[The problem]: Your answer should be a single number: how many lines in the data below hold the string "dewpt".

---- Working data

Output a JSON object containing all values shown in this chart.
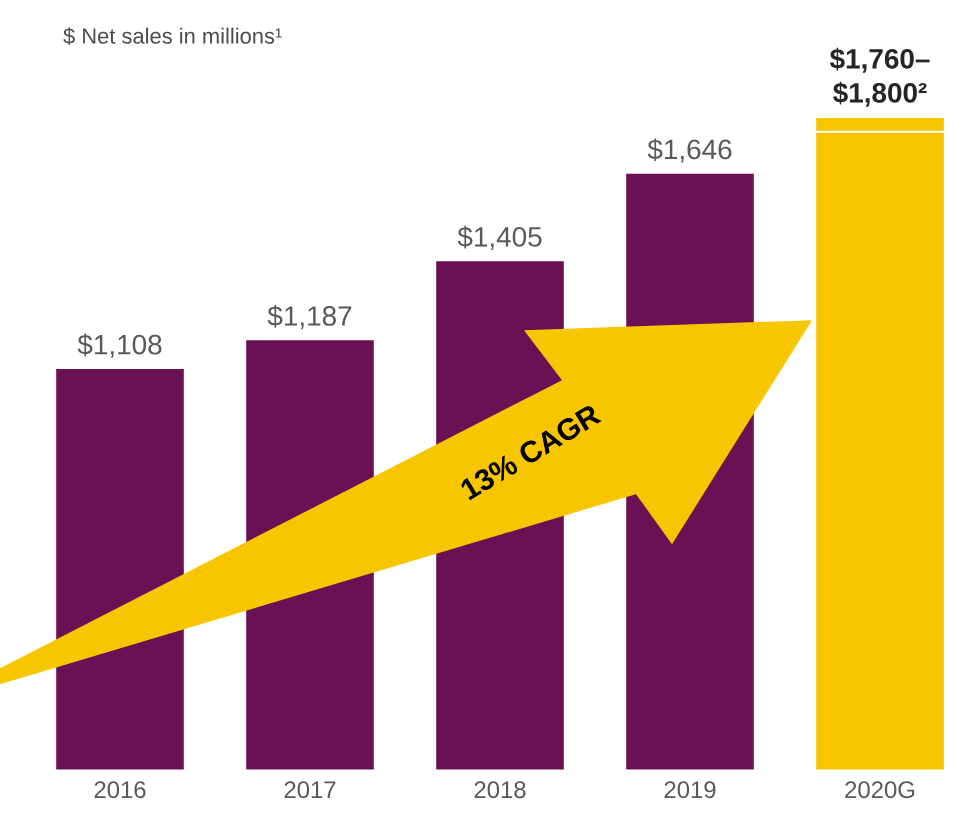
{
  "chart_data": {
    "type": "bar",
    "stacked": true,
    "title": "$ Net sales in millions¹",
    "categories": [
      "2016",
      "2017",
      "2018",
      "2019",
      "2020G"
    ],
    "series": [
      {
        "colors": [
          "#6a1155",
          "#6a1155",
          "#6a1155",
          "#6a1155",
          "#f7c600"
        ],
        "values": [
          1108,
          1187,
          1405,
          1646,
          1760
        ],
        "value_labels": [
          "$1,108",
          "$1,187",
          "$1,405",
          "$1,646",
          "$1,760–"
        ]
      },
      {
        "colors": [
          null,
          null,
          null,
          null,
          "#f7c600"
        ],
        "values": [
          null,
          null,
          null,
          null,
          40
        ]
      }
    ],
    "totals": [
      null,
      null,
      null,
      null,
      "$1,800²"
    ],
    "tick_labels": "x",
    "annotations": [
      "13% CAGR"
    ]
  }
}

--------
---- Working data

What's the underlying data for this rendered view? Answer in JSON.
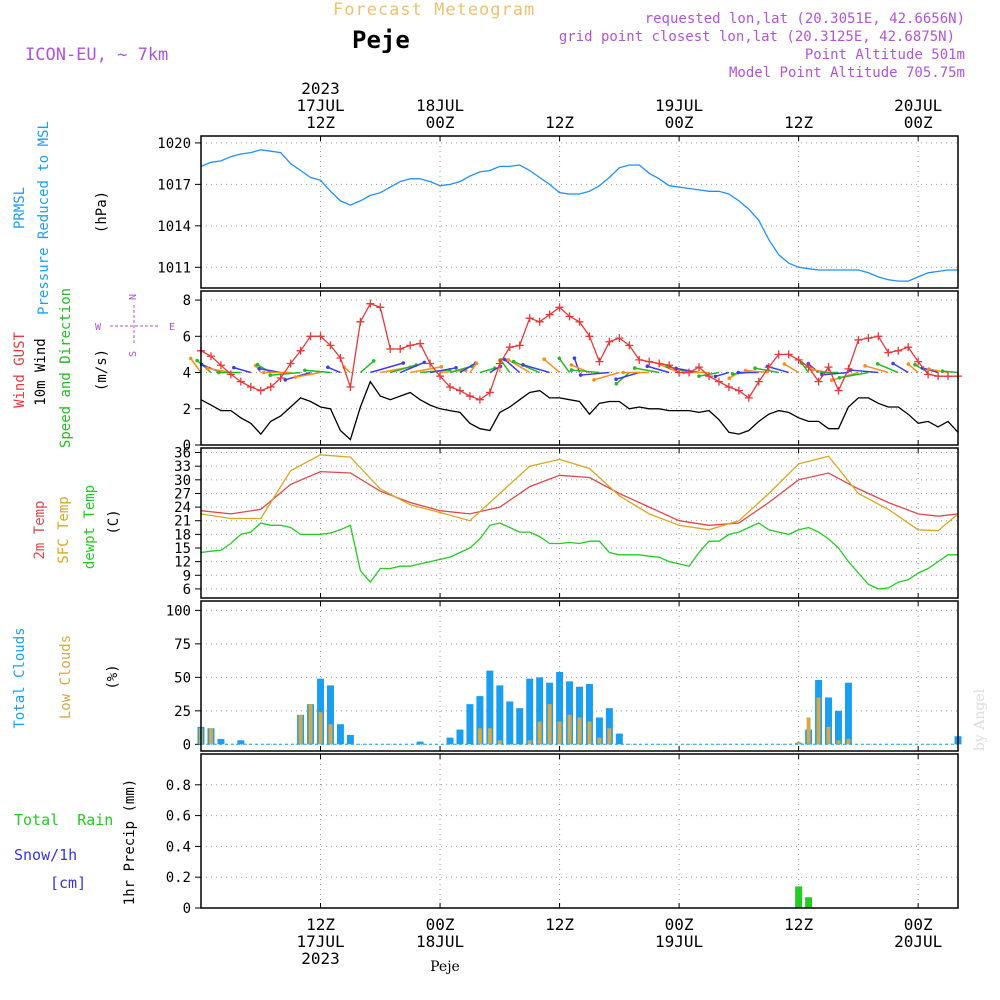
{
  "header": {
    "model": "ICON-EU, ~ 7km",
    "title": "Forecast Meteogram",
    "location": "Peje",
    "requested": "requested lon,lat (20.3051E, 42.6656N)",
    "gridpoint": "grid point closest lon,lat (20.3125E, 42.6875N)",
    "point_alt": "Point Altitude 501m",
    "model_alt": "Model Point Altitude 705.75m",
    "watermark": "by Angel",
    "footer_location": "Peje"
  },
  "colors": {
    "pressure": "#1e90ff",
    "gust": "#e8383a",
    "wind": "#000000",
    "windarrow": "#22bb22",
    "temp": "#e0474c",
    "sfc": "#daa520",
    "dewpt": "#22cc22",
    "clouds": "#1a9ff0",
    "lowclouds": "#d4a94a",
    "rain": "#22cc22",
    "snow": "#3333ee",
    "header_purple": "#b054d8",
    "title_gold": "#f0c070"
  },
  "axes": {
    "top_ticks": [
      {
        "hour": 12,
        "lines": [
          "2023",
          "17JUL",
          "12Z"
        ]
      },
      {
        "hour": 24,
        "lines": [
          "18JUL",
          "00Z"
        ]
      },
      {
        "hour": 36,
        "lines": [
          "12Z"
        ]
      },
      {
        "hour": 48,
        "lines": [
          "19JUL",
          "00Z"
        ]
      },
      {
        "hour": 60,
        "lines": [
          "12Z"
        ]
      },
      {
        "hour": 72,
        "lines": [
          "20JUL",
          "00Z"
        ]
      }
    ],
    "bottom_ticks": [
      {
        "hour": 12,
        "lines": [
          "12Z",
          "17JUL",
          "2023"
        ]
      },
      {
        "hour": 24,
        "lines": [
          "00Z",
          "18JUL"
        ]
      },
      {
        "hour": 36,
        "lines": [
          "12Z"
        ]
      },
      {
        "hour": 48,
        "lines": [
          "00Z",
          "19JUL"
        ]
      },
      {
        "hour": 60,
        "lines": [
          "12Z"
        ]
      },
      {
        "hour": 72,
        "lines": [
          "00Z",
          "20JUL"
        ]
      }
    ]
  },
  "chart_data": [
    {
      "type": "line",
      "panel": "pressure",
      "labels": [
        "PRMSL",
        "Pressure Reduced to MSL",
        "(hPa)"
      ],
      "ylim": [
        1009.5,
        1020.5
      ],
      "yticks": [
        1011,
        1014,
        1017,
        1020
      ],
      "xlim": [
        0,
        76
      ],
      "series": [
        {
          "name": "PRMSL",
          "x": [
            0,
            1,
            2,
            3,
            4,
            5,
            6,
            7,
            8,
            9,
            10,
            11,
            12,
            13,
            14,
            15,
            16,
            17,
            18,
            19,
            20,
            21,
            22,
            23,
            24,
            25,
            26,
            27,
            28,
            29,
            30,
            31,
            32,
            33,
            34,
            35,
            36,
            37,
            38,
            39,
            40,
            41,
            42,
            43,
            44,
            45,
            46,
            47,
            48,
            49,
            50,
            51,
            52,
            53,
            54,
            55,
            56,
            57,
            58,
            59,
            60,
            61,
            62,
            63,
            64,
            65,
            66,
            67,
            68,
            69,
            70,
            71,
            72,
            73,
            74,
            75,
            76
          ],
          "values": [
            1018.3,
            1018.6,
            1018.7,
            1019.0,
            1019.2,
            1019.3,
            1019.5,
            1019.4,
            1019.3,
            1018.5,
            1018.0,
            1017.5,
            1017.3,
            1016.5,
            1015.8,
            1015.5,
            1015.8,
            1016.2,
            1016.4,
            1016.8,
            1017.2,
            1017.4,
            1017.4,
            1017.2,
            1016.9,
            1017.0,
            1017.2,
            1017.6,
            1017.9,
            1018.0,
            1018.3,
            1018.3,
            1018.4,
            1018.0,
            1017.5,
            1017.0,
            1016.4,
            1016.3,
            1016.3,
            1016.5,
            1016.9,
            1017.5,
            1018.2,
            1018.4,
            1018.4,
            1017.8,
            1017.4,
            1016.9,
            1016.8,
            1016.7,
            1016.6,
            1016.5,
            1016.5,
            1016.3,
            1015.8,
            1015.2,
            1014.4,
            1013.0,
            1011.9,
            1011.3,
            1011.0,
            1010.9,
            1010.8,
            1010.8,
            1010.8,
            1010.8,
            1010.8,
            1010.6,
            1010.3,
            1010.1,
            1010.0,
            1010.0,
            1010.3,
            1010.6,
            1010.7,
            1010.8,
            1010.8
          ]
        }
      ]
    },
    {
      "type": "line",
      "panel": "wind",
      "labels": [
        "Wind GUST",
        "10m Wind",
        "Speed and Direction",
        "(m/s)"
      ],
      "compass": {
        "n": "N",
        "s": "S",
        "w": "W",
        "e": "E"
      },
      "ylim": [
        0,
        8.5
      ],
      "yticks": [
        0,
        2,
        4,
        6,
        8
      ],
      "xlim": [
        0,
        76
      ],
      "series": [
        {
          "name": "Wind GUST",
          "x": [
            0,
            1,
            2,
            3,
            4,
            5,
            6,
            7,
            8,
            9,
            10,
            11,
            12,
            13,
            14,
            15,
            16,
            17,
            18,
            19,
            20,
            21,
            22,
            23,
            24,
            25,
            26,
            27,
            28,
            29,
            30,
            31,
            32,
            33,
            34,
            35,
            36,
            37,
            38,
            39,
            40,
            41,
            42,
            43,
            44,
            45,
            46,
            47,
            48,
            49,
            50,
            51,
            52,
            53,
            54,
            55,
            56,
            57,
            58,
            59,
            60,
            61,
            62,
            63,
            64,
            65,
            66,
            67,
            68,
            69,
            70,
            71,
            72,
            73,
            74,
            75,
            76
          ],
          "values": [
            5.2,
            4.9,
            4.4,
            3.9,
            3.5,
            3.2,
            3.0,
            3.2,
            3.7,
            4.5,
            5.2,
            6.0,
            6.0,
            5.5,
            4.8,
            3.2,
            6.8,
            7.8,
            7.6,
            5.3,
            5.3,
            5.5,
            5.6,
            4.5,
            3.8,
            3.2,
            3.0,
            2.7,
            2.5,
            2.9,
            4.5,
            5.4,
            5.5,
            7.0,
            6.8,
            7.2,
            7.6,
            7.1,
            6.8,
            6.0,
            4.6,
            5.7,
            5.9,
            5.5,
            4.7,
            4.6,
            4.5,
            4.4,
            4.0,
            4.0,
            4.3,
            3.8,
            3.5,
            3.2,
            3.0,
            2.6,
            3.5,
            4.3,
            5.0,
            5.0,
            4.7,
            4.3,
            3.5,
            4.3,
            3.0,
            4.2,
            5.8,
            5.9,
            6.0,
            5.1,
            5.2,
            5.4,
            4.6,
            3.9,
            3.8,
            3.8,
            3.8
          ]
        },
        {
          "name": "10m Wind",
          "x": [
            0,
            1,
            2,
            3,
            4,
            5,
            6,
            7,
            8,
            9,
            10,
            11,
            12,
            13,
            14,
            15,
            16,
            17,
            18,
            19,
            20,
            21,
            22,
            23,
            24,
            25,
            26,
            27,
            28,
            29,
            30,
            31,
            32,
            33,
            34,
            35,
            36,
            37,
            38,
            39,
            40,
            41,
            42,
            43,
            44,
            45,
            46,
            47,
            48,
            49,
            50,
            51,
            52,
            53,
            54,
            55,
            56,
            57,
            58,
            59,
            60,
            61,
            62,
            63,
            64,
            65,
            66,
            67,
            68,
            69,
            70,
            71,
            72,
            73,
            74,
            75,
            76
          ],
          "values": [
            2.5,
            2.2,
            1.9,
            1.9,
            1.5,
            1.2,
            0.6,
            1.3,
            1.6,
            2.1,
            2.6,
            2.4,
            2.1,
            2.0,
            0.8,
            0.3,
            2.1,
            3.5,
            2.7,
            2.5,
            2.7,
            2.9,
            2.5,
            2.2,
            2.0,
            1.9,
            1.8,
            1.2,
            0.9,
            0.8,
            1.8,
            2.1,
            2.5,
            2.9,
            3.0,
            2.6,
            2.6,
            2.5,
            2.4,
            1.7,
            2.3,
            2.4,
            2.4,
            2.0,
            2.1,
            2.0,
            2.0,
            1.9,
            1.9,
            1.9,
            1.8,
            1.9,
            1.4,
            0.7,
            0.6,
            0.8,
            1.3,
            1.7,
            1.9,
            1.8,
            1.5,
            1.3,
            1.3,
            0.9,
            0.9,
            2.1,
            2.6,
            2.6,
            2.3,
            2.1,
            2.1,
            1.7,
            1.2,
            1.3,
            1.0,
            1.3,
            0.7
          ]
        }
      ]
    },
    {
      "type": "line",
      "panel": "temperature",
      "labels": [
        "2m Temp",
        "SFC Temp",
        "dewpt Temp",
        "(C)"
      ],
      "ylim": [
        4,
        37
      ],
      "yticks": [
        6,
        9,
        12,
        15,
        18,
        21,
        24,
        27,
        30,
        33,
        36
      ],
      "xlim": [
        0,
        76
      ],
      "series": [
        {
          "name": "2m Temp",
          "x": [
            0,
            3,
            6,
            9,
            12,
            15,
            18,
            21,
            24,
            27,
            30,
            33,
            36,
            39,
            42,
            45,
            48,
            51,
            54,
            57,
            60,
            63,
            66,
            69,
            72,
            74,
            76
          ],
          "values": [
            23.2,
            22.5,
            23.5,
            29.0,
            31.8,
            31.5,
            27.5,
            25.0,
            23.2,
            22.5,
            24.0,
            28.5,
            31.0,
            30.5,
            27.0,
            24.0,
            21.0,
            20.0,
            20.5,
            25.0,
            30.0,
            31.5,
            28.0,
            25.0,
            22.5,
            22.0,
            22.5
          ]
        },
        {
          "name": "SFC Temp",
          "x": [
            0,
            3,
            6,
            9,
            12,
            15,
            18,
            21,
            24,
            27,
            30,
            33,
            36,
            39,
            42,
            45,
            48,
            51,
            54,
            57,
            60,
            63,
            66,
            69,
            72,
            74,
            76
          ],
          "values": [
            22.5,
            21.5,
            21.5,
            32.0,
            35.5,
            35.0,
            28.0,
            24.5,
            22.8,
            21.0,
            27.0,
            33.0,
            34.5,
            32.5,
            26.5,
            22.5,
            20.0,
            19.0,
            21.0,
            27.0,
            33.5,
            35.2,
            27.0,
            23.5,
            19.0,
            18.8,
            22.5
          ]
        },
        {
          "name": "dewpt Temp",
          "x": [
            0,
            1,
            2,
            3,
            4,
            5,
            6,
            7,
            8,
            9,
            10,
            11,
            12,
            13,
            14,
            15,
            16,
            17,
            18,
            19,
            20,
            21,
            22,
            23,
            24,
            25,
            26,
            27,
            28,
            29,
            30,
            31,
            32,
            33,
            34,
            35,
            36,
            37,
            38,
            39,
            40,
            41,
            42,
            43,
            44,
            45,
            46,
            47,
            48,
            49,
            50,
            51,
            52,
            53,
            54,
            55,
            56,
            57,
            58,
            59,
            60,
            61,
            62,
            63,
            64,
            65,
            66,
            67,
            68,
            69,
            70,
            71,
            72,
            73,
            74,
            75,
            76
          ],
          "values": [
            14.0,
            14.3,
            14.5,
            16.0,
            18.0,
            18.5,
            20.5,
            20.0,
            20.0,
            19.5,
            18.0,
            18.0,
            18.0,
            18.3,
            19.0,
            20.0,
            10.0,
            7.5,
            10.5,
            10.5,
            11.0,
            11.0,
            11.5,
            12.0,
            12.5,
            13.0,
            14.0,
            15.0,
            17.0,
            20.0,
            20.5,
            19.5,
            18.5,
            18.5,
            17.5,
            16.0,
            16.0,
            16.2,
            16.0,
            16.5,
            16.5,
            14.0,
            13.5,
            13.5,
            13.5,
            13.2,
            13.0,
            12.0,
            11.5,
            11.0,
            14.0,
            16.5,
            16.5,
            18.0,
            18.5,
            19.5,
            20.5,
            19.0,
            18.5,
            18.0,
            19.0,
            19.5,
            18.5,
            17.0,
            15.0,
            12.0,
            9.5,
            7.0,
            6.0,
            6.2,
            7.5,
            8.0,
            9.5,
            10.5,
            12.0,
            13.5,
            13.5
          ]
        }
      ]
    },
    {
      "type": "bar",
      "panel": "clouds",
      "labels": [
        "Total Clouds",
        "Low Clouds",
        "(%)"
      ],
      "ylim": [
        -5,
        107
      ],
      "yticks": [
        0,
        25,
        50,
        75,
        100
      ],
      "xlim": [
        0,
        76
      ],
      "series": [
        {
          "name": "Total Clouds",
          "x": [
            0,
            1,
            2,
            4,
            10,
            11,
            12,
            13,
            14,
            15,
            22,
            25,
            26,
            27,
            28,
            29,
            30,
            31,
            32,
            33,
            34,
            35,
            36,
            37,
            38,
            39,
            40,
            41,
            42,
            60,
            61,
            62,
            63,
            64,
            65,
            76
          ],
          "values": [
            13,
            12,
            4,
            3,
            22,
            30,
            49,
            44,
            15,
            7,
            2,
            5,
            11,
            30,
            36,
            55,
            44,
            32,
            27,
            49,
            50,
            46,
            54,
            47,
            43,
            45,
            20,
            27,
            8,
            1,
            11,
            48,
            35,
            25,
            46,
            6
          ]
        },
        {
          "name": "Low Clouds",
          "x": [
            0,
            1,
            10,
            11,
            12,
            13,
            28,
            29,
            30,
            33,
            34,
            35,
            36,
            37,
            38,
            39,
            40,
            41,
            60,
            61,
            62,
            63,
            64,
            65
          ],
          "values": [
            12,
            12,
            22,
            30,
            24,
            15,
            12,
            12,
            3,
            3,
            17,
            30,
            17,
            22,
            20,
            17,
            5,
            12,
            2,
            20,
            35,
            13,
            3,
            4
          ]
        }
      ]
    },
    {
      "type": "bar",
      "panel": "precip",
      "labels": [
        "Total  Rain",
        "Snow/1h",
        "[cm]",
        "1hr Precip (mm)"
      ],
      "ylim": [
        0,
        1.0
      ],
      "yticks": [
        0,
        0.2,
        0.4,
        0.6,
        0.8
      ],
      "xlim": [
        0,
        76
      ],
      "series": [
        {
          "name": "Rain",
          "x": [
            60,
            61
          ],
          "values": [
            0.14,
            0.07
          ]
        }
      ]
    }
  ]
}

--------

[Response to the task]: 3